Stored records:
_ _ _ _ _ _ _
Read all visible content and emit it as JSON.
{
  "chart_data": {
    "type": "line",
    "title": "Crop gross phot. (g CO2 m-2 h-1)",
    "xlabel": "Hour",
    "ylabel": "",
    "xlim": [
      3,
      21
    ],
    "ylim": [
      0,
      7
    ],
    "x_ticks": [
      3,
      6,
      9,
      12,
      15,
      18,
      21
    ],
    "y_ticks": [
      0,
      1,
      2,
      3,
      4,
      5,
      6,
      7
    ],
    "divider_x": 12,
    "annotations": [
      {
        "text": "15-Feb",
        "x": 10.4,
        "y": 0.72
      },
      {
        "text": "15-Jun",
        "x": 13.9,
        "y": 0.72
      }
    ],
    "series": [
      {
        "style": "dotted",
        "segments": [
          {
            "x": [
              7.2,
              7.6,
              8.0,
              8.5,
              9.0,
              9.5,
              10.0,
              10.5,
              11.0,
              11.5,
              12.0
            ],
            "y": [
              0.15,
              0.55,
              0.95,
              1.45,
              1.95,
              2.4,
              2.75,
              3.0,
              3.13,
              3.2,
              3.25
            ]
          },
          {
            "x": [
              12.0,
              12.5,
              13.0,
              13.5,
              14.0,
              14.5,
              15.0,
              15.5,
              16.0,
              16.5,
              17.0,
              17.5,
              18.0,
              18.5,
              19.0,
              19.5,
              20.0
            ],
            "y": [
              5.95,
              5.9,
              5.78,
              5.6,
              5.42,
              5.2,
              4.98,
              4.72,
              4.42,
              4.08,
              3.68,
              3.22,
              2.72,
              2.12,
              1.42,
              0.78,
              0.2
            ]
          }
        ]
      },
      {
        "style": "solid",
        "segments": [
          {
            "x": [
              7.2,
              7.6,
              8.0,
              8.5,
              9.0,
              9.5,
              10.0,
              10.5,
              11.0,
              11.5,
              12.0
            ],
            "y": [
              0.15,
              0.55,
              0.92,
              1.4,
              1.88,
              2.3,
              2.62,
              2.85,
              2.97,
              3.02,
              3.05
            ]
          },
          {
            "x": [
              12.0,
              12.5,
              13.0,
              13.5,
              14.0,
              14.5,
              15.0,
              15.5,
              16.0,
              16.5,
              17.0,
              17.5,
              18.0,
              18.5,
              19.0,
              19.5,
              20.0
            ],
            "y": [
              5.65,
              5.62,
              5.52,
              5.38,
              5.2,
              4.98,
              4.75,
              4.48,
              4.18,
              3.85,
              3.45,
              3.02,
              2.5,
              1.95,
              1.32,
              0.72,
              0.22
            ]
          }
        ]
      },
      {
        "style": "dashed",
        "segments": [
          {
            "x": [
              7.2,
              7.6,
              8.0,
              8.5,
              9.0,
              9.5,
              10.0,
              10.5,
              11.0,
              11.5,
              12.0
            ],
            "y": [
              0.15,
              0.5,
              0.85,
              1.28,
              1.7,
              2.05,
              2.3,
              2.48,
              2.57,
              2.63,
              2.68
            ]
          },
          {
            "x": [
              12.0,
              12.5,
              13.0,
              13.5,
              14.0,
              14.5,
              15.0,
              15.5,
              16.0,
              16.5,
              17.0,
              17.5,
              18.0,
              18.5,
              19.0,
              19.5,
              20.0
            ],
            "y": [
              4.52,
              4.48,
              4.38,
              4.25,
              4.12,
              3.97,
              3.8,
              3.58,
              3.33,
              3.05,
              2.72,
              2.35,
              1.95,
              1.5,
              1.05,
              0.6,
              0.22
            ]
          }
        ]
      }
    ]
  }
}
_ _ _ _ _ _ _
Work required:
Print out the whole listing exactly as it appears.

Finished answer:
Read all visible content and emit it as JSON.
{
  "chart_data": {
    "type": "line",
    "title": "Crop gross phot. (g CO2 m-2 h-1)",
    "xlabel": "Hour",
    "ylabel": "",
    "xlim": [
      3,
      21
    ],
    "ylim": [
      0,
      7
    ],
    "x_ticks": [
      3,
      6,
      9,
      12,
      15,
      18,
      21
    ],
    "y_ticks": [
      0,
      1,
      2,
      3,
      4,
      5,
      6,
      7
    ],
    "divider_x": 12,
    "annotations": [
      {
        "text": "15-Feb",
        "x": 10.4,
        "y": 0.72
      },
      {
        "text": "15-Jun",
        "x": 13.9,
        "y": 0.72
      }
    ],
    "series": [
      {
        "style": "dotted",
        "segments": [
          {
            "x": [
              7.2,
              7.6,
              8.0,
              8.5,
              9.0,
              9.5,
              10.0,
              10.5,
              11.0,
              11.5,
              12.0
            ],
            "y": [
              0.15,
              0.55,
              0.95,
              1.45,
              1.95,
              2.4,
              2.75,
              3.0,
              3.13,
              3.2,
              3.25
            ]
          },
          {
            "x": [
              12.0,
              12.5,
              13.0,
              13.5,
              14.0,
              14.5,
              15.0,
              15.5,
              16.0,
              16.5,
              17.0,
              17.5,
              18.0,
              18.5,
              19.0,
              19.5,
              20.0
            ],
            "y": [
              5.95,
              5.9,
              5.78,
              5.6,
              5.42,
              5.2,
              4.98,
              4.72,
              4.42,
              4.08,
              3.68,
              3.22,
              2.72,
              2.12,
              1.42,
              0.78,
              0.2
            ]
          }
        ]
      },
      {
        "style": "solid",
        "segments": [
          {
            "x": [
              7.2,
              7.6,
              8.0,
              8.5,
              9.0,
              9.5,
              10.0,
              10.5,
              11.0,
              11.5,
              12.0
            ],
            "y": [
              0.15,
              0.55,
              0.92,
              1.4,
              1.88,
              2.3,
              2.62,
              2.85,
              2.97,
              3.02,
              3.05
            ]
          },
          {
            "x": [
              12.0,
              12.5,
              13.0,
              13.5,
              14.0,
              14.5,
              15.0,
              15.5,
              16.0,
              16.5,
              17.0,
              17.5,
              18.0,
              18.5,
              19.0,
              19.5,
              20.0
            ],
            "y": [
              5.65,
              5.62,
              5.52,
              5.38,
              5.2,
              4.98,
              4.75,
              4.48,
              4.18,
              3.85,
              3.45,
              3.02,
              2.5,
              1.95,
              1.32,
              0.72,
              0.22
            ]
          }
        ]
      },
      {
        "style": "dashed",
        "segments": [
          {
            "x": [
              7.2,
              7.6,
              8.0,
              8.5,
              9.0,
              9.5,
              10.0,
              10.5,
              11.0,
              11.5,
              12.0
            ],
            "y": [
              0.15,
              0.5,
              0.85,
              1.28,
              1.7,
              2.05,
              2.3,
              2.48,
              2.57,
              2.63,
              2.68
            ]
          },
          {
            "x": [
              12.0,
              12.5,
              13.0,
              13.5,
              14.0,
              14.5,
              15.0,
              15.5,
              16.0,
              16.5,
              17.0,
              17.5,
              18.0,
              18.5,
              19.0,
              19.5,
              20.0
            ],
            "y": [
              4.52,
              4.48,
              4.38,
              4.25,
              4.12,
              3.97,
              3.8,
              3.58,
              3.33,
              3.05,
              2.72,
              2.35,
              1.95,
              1.5,
              1.05,
              0.6,
              0.22
            ]
          }
        ]
      }
    ]
  }
}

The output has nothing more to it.